Write the listing below out again exactly, dropping the images.

····················

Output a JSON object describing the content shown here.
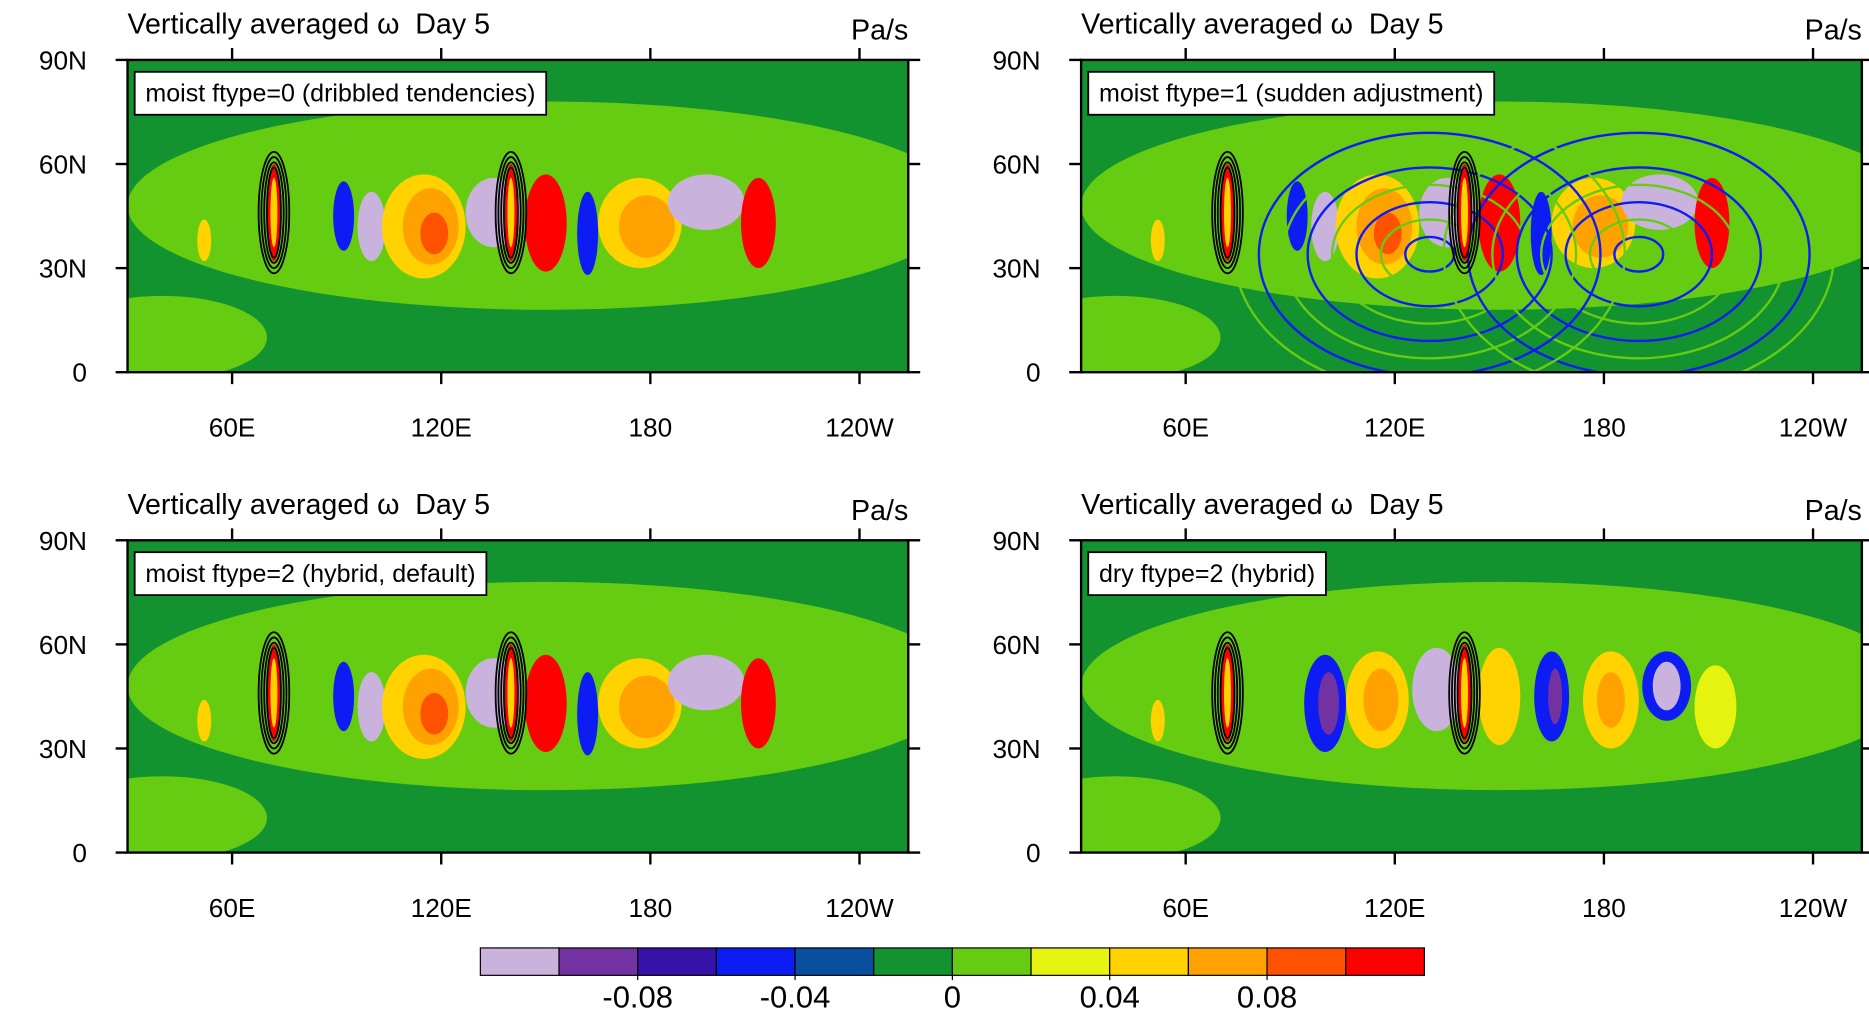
{
  "chart_data": [
    {
      "type": "contour",
      "title": "Vertically averaged ω  Day 5",
      "units": "Pa/s",
      "annotation": "moist ftype=0 (dribbled tendencies)",
      "xlim": [
        30,
        254
      ],
      "xticks": [
        {
          "value": 60,
          "label": "60E"
        },
        {
          "value": 120,
          "label": "120E"
        },
        180,
        {
          "value": 240,
          "label": "120W"
        }
      ],
      "ylim": [
        0,
        90
      ],
      "yticks": [
        0,
        {
          "value": 30,
          "label": "30N"
        },
        {
          "value": 60,
          "label": "60N"
        },
        {
          "value": 90,
          "label": "90N"
        }
      ]
    },
    {
      "type": "contour",
      "title": "Vertically averaged ω  Day 5",
      "units": "Pa/s",
      "annotation": "moist ftype=1 (sudden adjustment)",
      "xlim": [
        30,
        254
      ],
      "xticks": [
        {
          "value": 60,
          "label": "60E"
        },
        {
          "value": 120,
          "label": "120E"
        },
        180,
        {
          "value": 240,
          "label": "120W"
        }
      ],
      "ylim": [
        0,
        90
      ],
      "yticks": [
        0,
        {
          "value": 30,
          "label": "30N"
        },
        {
          "value": 60,
          "label": "60N"
        },
        {
          "value": 90,
          "label": "90N"
        }
      ]
    },
    {
      "type": "contour",
      "title": "Vertically averaged ω  Day 5",
      "units": "Pa/s",
      "annotation": "moist ftype=2 (hybrid, default)",
      "xlim": [
        30,
        254
      ],
      "xticks": [
        {
          "value": 60,
          "label": "60E"
        },
        {
          "value": 120,
          "label": "120E"
        },
        180,
        {
          "value": 240,
          "label": "120W"
        }
      ],
      "ylim": [
        0,
        90
      ],
      "yticks": [
        0,
        {
          "value": 30,
          "label": "30N"
        },
        {
          "value": 60,
          "label": "60N"
        },
        {
          "value": 90,
          "label": "90N"
        }
      ]
    },
    {
      "type": "contour",
      "title": "Vertically averaged ω  Day 5",
      "units": "Pa/s",
      "annotation": "dry ftype=2 (hybrid)",
      "xlim": [
        30,
        254
      ],
      "xticks": [
        {
          "value": 60,
          "label": "60E"
        },
        {
          "value": 120,
          "label": "120E"
        },
        180,
        {
          "value": 240,
          "label": "120W"
        }
      ],
      "ylim": [
        0,
        90
      ],
      "yticks": [
        0,
        {
          "value": 30,
          "label": "30N"
        },
        {
          "value": 60,
          "label": "60N"
        },
        {
          "value": 90,
          "label": "90N"
        }
      ]
    },
    {
      "type": "colorbar",
      "xlim": [
        -0.12,
        0.12
      ],
      "levels": [
        -0.1,
        -0.08,
        -0.06,
        -0.04,
        -0.02,
        0,
        0.02,
        0.04,
        0.06,
        0.08,
        0.1
      ],
      "colors": [
        "#c9b3dd",
        "#7232a2",
        "#3612a8",
        "#0c1cf2",
        "#0a4f9e",
        "#139230",
        "#66cc12",
        "#e6f210",
        "#ffd200",
        "#ffa200",
        "#ff5200",
        "#ff0000"
      ],
      "xticks": [
        -0.08,
        -0.04,
        0,
        0.04,
        0.08
      ]
    }
  ]
}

····················

*RIGHT ANSWER*.
Output a JSON object describing the content shown here.
{
  "chart_data": [
    {
      "type": "contour",
      "title": "Vertically averaged ω  Day 5",
      "units": "Pa/s",
      "annotation": "moist ftype=0 (dribbled tendencies)",
      "xlim": [
        30,
        254
      ],
      "xticks": [
        {
          "value": 60,
          "label": "60E"
        },
        {
          "value": 120,
          "label": "120E"
        },
        180,
        {
          "value": 240,
          "label": "120W"
        }
      ],
      "ylim": [
        0,
        90
      ],
      "yticks": [
        0,
        {
          "value": 30,
          "label": "30N"
        },
        {
          "value": 60,
          "label": "60N"
        },
        {
          "value": 90,
          "label": "90N"
        }
      ]
    },
    {
      "type": "contour",
      "title": "Vertically averaged ω  Day 5",
      "units": "Pa/s",
      "annotation": "moist ftype=1 (sudden adjustment)",
      "xlim": [
        30,
        254
      ],
      "xticks": [
        {
          "value": 60,
          "label": "60E"
        },
        {
          "value": 120,
          "label": "120E"
        },
        180,
        {
          "value": 240,
          "label": "120W"
        }
      ],
      "ylim": [
        0,
        90
      ],
      "yticks": [
        0,
        {
          "value": 30,
          "label": "30N"
        },
        {
          "value": 60,
          "label": "60N"
        },
        {
          "value": 90,
          "label": "90N"
        }
      ]
    },
    {
      "type": "contour",
      "title": "Vertically averaged ω  Day 5",
      "units": "Pa/s",
      "annotation": "moist ftype=2 (hybrid, default)",
      "xlim": [
        30,
        254
      ],
      "xticks": [
        {
          "value": 60,
          "label": "60E"
        },
        {
          "value": 120,
          "label": "120E"
        },
        180,
        {
          "value": 240,
          "label": "120W"
        }
      ],
      "ylim": [
        0,
        90
      ],
      "yticks": [
        0,
        {
          "value": 30,
          "label": "30N"
        },
        {
          "value": 60,
          "label": "60N"
        },
        {
          "value": 90,
          "label": "90N"
        }
      ]
    },
    {
      "type": "contour",
      "title": "Vertically averaged ω  Day 5",
      "units": "Pa/s",
      "annotation": "dry ftype=2 (hybrid)",
      "xlim": [
        30,
        254
      ],
      "xticks": [
        {
          "value": 60,
          "label": "60E"
        },
        {
          "value": 120,
          "label": "120E"
        },
        180,
        {
          "value": 240,
          "label": "120W"
        }
      ],
      "ylim": [
        0,
        90
      ],
      "yticks": [
        0,
        {
          "value": 30,
          "label": "30N"
        },
        {
          "value": 60,
          "label": "60N"
        },
        {
          "value": 90,
          "label": "90N"
        }
      ]
    },
    {
      "type": "colorbar",
      "xlim": [
        -0.12,
        0.12
      ],
      "levels": [
        -0.1,
        -0.08,
        -0.06,
        -0.04,
        -0.02,
        0,
        0.02,
        0.04,
        0.06,
        0.08,
        0.1
      ],
      "colors": [
        "#c9b3dd",
        "#7232a2",
        "#3612a8",
        "#0c1cf2",
        "#0a4f9e",
        "#139230",
        "#66cc12",
        "#e6f210",
        "#ffd200",
        "#ffa200",
        "#ff5200",
        "#ff0000"
      ],
      "xticks": [
        -0.08,
        -0.04,
        0,
        0.04,
        0.08
      ]
    }
  ]
}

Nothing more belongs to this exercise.